(Stored records)

....

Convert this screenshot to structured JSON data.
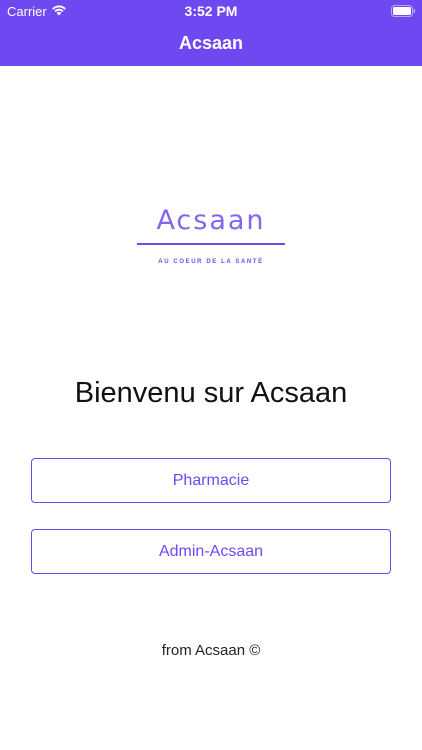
{
  "status_bar": {
    "carrier": "Carrier",
    "time": "3:52 PM",
    "wifi_icon": "wifi-icon",
    "battery_icon": "battery-icon"
  },
  "nav": {
    "title": "Acsaan"
  },
  "logo": {
    "wordmark": "Acsaan",
    "tagline": "AU COEUR DE LA SANTÉ"
  },
  "welcome": {
    "text": "Bienvenu sur Acsaan"
  },
  "buttons": {
    "pharmacie_label": "Pharmacie",
    "admin_label": "Admin-Acsaan"
  },
  "footer": {
    "text": "from Acsaan ©"
  },
  "colors": {
    "accent": "#7048f2",
    "background": "#ffffff"
  }
}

....

Using the listing above, pick out each line that contains the word "Acsaan", then copy it.

    "title": "Acsaan"
    "wordmark": "Acsaan",
    "text": "Bienvenu sur Acsaan"
    "admin_label": "Admin-Acsaan"
    "text": "from Acsaan ©"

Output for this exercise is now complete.